## Exercise goal
Give back, word for word, the whole mailing-list reply about whether annotations like @uncheckedVariance carry over to overrides.

## Text
On Tue, Oct 9, 2012 at 2:22 PM, Paul Phillips <pa...@improving.org> wrote:

On Tue, Oct 9, 2012 at 11:13 AM, Jan Vanek <j3v...@gmail.com> wrote:

Looks like contract violation, the @unckeckedVariance needs to be required in the override, and probably even disallow concrete type (Int). But I'm not sure, it is very hard to think about half-solutions :-)

I'm pretty sure it's a necessary feature of annotations in general that they are not inherited.  My sense is that only finalizing contains will be sufficient.  And it would be sufficient, and I wouldn't have any objection to doing it since I want to finalize most things, but there's the usual bugbear of world-as-it-is.

## Information shown
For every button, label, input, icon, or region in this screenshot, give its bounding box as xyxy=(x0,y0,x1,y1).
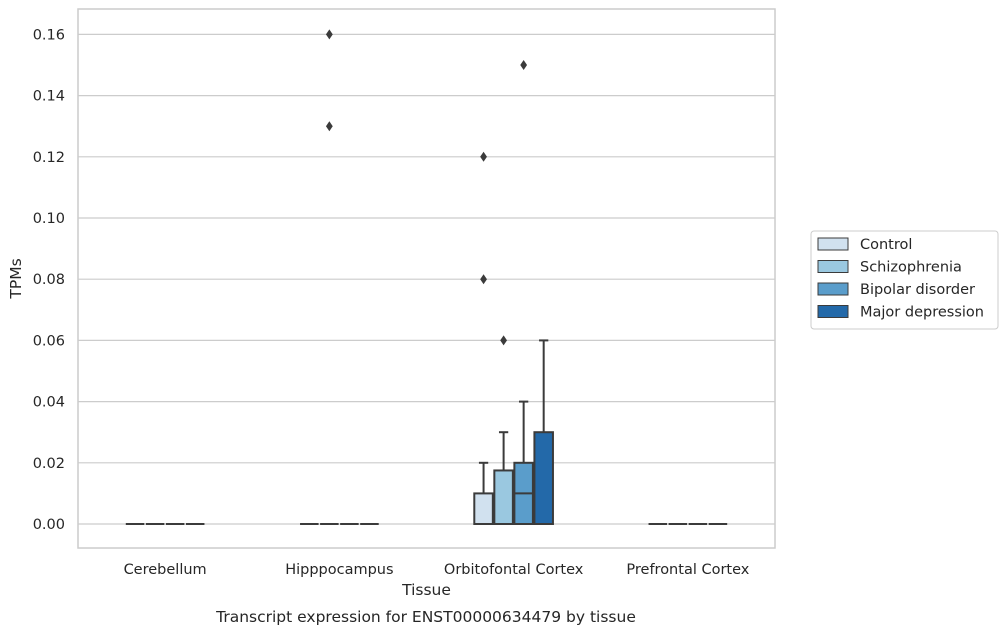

## Worked solution
On Tue, Oct 9, 2012 at 2:22 PM, Paul Phillips <pa...@improving.org> wrote:

On Tue, Oct 9, 2012 at 11:13 AM, Jan Vanek <j3v...@gmail.com> wrote:

Looks like contract violation, the @unckeckedVariance needs to be required in the override, and probably even disallow concrete type (Int). But I'm not sure, it is very hard to think about half-solutions :-)

I'm pretty sure it's a necessary feature of annotations in general that they are not inherited.  My sense is that only finalizing contains will be sufficient.  And it would be sufficient, and I wouldn't have any objection to doing it since I want to finalize most things, but there's the usual bugbear of world-as-it-is.